## Page extract
▶

Strong CP Problem, Neutrino Masses and the 750 GeV Diphoton Resonance

TL;DR

This paper proposes a left-right symmetric model that addresses the strong CP problem without axions, explains the 750 GeV diphoton resonance, and links neutrino masses to neutrinoless double beta decay via right-handed currents.

Contribution

It introduces a novel left-right symmetric framework that simultaneously solves the strong CP problem, accounts for the 750 GeV diphoton excess, and relates neutrino mass structures to neutrinoless double beta decay.

Findings

The model naturally suppresses Dirac neutrino masses at two loops.

It provides a quantitative analysis of neutrinoless double beta decay.

The framework explains the 750 GeV diphoton resonance observed at the LHC.

Abstract

We present an $SU(3)^{}_{c}\times SU(2)^{}_{L}\times SU(2)^{}_{R}\times U(1)_{L}^{}\times U(1)_{R}^{}\rightarrow SU(3)^{}_{c}\times SU(2)^{}_{L}\times SU(2)^{}_{R}\times U(1)^{}_{B-L}$ left-right symmetric model with a discrete parity symmetry to realize a universal seesaw scenario. The model can simultaneously solve the strong CP problem without resorting to the unobserved axion and explain the 750 GeV diphoton resonance reported recently by the ATLAS and CMS collaborations at the LHC. Owing to large suppressions in the two-loop induced Dirac mass terms, the Majorana mass matrices of left- and right-handed neutrinos naturally share the same structure. That allows us to quantitatively study the neutrinoless double beta decay induced by the right-handed currents.

◀

Rewrite everything from "It introduces a" down to "at two loops." in the paper summary, putting "scheme" in place of "framework". Rely only on the paper summary above.

## Listed records

▶

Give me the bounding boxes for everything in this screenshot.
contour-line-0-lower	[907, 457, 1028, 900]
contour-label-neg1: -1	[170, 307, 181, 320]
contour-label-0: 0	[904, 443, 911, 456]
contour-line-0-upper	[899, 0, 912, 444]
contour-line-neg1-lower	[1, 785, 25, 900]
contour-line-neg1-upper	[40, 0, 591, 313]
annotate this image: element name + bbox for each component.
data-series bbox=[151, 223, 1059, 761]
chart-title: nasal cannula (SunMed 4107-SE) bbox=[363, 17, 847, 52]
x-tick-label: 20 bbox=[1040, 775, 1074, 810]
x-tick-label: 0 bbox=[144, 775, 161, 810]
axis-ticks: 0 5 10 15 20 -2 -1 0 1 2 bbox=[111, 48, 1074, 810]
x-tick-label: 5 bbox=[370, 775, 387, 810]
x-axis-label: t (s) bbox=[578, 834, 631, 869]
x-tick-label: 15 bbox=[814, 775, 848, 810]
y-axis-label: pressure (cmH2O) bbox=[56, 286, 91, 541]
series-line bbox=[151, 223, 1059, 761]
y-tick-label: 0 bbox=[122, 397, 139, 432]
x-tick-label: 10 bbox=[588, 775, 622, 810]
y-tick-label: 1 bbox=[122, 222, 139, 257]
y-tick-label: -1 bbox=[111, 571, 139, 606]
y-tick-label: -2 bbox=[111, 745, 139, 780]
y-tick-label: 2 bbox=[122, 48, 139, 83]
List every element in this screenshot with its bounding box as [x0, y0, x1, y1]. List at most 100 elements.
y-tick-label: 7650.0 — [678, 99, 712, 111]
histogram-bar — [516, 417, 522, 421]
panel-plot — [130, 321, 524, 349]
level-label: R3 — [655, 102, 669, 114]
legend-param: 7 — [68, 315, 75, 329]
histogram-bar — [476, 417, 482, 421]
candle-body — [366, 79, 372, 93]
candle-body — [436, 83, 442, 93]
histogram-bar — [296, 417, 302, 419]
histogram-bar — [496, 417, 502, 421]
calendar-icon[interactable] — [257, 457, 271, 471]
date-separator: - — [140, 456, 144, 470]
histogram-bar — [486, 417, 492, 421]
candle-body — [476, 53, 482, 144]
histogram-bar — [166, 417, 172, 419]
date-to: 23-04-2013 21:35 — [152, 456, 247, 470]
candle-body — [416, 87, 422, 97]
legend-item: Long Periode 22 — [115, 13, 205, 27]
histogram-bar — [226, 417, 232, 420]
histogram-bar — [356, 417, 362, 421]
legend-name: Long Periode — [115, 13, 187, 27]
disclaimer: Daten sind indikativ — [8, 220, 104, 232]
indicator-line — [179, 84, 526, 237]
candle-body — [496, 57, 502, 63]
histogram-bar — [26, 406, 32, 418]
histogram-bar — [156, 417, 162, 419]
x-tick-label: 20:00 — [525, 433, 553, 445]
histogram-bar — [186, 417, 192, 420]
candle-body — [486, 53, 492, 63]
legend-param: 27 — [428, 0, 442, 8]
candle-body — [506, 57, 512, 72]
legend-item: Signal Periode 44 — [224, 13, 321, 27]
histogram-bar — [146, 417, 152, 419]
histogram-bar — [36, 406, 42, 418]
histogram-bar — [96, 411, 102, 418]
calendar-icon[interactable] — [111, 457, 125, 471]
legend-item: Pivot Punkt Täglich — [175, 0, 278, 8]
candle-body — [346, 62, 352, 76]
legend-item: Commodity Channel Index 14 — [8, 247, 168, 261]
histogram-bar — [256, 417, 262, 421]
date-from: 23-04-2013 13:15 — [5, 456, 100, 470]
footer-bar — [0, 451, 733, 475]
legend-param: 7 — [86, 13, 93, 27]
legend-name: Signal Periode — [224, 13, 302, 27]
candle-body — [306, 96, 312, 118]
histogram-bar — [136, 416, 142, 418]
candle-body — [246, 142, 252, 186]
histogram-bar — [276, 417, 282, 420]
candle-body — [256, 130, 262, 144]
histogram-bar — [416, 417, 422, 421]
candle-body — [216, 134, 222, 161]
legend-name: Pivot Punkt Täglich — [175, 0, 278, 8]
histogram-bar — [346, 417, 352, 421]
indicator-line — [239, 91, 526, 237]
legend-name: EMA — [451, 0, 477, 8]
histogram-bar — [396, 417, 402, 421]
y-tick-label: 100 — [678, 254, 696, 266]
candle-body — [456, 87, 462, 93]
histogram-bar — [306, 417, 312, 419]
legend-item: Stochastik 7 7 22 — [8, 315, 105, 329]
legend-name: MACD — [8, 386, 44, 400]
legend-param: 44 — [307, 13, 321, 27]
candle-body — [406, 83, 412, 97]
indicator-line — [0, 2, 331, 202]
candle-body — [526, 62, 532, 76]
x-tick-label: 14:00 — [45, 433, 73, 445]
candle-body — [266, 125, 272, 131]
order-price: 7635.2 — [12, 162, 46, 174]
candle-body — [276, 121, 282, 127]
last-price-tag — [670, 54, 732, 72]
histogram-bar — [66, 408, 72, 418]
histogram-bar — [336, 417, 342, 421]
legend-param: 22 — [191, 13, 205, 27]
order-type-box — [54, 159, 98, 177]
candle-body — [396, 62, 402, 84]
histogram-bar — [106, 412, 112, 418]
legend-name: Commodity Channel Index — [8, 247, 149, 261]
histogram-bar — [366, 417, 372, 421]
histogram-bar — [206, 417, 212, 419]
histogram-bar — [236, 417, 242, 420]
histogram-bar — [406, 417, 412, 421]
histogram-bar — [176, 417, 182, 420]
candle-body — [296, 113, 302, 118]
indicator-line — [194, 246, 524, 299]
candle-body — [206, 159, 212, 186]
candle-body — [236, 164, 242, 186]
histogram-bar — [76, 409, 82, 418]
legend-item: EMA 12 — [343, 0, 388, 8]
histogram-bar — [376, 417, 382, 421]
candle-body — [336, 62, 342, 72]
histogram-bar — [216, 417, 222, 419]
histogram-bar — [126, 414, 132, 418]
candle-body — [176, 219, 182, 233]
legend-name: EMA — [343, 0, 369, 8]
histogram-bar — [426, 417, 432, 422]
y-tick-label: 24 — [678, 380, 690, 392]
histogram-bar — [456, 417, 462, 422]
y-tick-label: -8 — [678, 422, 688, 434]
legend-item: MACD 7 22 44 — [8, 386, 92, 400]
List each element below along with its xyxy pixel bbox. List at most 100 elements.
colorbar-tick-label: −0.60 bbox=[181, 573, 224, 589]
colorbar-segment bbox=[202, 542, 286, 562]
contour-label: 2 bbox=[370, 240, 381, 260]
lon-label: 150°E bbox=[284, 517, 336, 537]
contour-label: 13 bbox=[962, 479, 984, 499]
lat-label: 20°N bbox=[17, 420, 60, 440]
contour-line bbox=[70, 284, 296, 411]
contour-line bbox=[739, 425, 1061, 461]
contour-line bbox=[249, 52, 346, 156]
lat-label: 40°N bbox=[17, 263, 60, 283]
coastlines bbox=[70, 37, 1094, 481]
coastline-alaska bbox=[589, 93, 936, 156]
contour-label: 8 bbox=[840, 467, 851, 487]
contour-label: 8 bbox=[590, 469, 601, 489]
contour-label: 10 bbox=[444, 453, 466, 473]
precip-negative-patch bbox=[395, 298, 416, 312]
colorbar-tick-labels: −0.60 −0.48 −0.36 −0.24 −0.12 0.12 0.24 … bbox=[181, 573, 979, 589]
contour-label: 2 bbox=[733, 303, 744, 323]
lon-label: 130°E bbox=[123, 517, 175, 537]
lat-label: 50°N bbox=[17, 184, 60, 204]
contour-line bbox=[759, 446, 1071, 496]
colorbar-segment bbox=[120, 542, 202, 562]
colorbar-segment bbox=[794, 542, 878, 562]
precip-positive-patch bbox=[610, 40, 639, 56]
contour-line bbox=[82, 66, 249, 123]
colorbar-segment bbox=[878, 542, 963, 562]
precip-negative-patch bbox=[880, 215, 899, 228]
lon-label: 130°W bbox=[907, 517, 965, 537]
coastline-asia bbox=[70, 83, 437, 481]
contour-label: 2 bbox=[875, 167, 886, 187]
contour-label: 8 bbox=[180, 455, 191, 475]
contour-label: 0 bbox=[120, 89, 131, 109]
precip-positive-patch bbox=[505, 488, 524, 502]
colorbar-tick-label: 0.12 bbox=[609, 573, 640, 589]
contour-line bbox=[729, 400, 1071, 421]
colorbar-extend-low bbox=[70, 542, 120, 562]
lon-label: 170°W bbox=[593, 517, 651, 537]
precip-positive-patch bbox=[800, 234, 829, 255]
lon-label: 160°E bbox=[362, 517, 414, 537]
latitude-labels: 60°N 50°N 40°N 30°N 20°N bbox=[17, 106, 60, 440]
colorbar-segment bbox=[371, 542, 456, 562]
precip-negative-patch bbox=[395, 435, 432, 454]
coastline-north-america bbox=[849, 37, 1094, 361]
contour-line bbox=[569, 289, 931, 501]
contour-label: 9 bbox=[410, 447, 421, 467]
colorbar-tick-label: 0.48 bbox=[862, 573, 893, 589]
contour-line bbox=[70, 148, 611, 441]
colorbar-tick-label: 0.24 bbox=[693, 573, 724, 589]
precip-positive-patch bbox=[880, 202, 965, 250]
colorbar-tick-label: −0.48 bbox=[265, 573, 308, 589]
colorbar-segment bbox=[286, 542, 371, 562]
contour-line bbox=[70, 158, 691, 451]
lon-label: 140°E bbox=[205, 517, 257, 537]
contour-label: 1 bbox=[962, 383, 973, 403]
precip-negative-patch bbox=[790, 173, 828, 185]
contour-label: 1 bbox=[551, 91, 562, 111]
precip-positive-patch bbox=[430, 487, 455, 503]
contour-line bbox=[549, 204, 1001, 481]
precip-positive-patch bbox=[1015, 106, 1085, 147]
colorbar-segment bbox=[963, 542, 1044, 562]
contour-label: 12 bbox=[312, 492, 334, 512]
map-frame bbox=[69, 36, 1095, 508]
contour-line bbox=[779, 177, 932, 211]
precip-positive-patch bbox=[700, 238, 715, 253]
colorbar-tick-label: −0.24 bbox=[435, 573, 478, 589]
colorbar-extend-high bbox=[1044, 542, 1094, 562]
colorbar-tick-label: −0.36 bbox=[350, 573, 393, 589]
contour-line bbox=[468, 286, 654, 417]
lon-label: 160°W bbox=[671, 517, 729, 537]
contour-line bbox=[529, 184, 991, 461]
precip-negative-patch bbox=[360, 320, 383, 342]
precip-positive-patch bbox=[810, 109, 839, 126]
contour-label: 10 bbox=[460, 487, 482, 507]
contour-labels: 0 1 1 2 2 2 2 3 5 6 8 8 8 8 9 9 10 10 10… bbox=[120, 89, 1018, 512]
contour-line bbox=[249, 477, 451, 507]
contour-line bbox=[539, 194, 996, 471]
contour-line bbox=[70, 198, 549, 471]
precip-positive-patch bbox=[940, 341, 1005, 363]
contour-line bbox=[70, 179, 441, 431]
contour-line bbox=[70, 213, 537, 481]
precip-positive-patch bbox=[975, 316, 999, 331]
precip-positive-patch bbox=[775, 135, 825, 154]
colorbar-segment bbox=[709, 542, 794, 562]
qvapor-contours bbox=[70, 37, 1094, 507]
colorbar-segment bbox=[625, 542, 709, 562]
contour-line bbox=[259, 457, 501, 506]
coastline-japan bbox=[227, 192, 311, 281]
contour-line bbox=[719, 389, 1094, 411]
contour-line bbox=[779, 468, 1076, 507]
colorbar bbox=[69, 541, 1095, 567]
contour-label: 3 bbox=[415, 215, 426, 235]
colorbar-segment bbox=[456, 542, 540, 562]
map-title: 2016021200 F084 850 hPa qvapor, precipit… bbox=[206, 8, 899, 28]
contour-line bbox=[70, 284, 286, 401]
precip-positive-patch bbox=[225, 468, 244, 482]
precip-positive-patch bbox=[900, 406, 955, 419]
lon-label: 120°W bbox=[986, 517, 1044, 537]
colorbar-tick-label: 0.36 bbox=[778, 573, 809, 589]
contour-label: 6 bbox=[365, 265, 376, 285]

◀

## Task result
It introduces a novel left-right symmetric scheme that simultaneously solves the strong CP problem, accounts for the 750 GeV diphoton excess, and relates neutrino mass structures to neutrinoless double beta decay.

Findings

The model naturally suppresses Dirac neutrino masses at two loops.